— START —
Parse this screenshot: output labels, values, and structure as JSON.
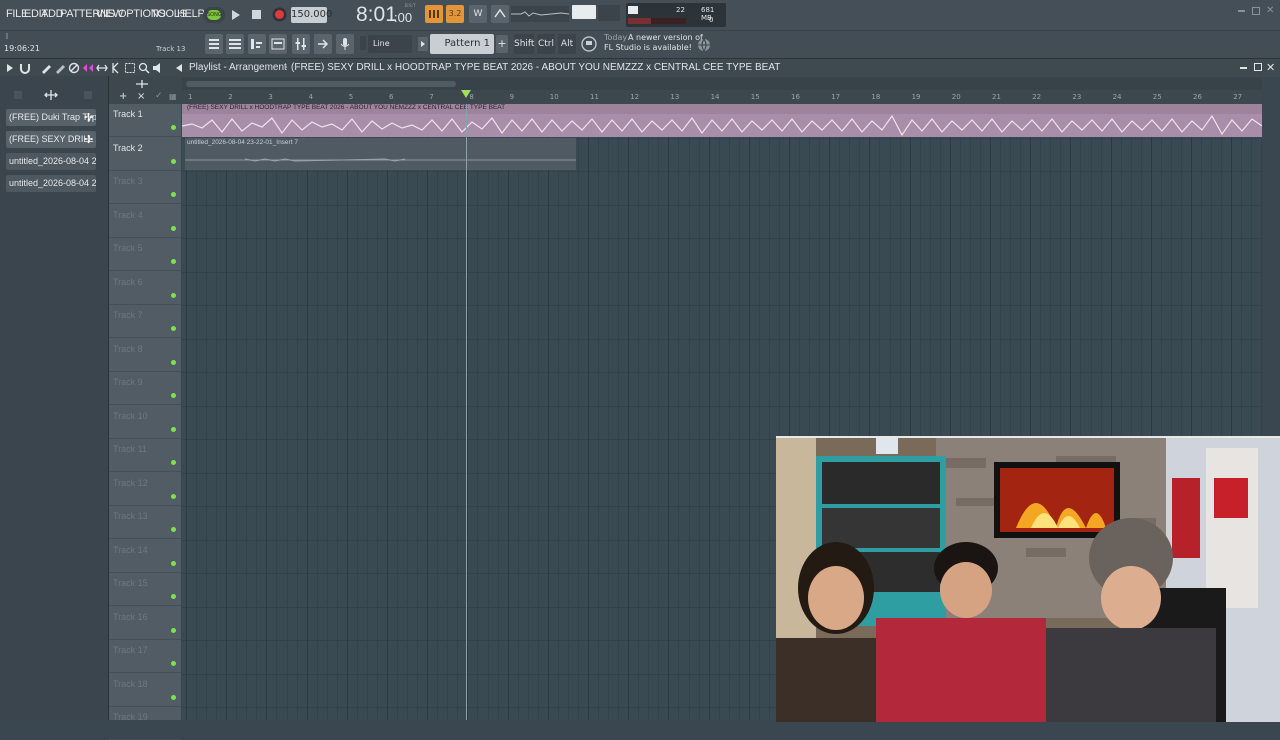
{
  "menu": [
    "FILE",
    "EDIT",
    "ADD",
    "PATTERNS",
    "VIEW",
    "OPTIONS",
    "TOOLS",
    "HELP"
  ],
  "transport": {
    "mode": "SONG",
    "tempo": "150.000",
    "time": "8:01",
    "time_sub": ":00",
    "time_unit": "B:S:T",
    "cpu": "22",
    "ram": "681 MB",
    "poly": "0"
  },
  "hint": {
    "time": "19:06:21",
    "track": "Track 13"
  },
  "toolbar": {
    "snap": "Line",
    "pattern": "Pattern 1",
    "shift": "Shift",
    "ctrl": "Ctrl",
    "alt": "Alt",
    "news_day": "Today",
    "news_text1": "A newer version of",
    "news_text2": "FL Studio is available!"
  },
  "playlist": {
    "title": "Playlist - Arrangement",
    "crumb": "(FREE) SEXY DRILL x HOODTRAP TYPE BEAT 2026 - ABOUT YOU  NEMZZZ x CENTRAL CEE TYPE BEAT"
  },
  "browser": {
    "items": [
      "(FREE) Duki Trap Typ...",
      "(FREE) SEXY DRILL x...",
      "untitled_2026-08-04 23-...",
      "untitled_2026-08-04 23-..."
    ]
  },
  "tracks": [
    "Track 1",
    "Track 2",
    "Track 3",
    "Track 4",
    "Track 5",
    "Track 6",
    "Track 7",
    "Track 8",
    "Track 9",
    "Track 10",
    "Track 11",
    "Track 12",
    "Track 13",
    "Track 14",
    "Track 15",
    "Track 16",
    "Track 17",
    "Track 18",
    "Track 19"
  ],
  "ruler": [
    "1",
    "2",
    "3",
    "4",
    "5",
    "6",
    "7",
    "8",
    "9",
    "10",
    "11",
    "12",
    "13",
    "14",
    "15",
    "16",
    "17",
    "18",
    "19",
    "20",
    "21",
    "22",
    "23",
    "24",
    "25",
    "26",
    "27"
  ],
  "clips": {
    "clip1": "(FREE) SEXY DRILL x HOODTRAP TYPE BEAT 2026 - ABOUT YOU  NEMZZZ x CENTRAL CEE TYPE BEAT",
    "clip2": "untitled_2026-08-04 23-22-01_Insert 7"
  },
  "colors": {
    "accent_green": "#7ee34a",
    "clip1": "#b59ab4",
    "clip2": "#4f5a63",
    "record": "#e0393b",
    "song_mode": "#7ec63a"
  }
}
— END —
— START —
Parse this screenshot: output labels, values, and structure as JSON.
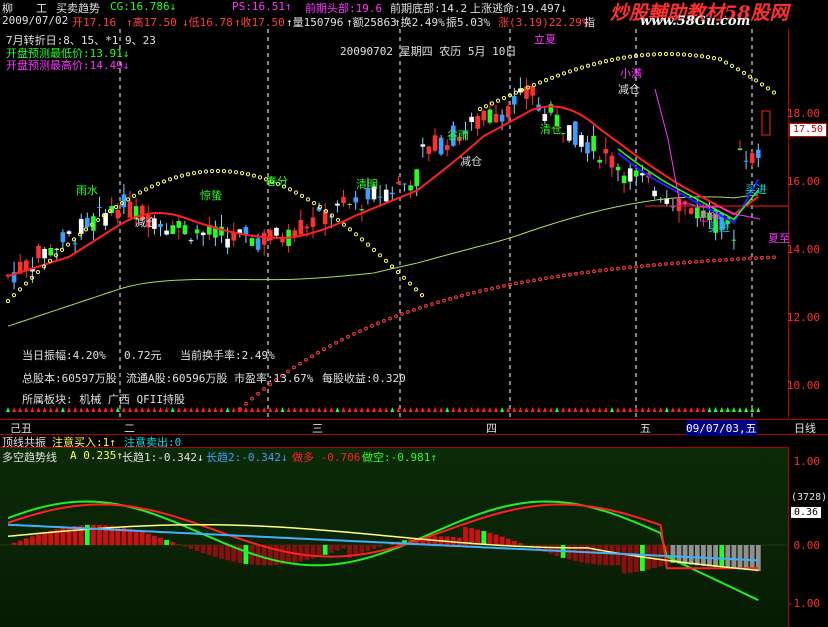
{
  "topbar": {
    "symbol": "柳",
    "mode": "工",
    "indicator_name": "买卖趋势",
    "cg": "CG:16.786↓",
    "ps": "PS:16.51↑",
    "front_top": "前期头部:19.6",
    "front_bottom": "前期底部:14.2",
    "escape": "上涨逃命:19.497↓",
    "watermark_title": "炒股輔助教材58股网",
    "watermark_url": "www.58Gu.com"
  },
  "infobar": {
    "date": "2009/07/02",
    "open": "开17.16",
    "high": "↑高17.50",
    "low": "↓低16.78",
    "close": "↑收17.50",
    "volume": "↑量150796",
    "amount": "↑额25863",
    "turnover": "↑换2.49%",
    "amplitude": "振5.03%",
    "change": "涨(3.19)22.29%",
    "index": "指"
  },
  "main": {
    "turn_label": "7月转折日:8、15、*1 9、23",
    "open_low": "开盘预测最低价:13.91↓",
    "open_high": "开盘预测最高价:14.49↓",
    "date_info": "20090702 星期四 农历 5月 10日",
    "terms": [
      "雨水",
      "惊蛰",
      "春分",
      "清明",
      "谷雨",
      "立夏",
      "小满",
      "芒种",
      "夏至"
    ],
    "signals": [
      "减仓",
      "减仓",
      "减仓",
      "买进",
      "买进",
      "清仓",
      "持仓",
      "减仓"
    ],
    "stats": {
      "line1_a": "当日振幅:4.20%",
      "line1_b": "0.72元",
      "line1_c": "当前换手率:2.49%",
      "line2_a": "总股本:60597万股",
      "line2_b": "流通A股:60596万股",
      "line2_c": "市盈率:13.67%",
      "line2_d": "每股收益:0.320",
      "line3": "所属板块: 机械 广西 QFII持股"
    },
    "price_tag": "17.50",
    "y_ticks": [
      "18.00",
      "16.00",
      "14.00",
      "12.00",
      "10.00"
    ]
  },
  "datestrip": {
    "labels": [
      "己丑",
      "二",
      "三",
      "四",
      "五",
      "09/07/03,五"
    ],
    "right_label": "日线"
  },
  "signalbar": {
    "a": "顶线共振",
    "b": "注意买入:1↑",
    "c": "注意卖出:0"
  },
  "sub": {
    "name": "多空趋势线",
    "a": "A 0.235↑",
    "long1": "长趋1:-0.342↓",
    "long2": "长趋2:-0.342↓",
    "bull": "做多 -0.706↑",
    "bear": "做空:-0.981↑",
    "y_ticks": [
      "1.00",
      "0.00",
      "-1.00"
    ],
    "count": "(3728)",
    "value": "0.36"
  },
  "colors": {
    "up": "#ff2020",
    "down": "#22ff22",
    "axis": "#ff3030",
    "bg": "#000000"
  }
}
— END —
_Your objective_
Find every line that has "NEMZZZ" in it, then return those lines.

_Result below_
    "crumb": "(FREE) SEXY DRILL x HOODTRAP TYPE BEAT 2026 - ABOUT YOU  NEMZZZ x CENTRAL CEE TYPE BEAT"
    "clip1": "(FREE) SEXY DRILL x HOODTRAP TYPE BEAT 2026 - ABOUT YOU  NEMZZZ x CENTRAL CEE TYPE BEAT",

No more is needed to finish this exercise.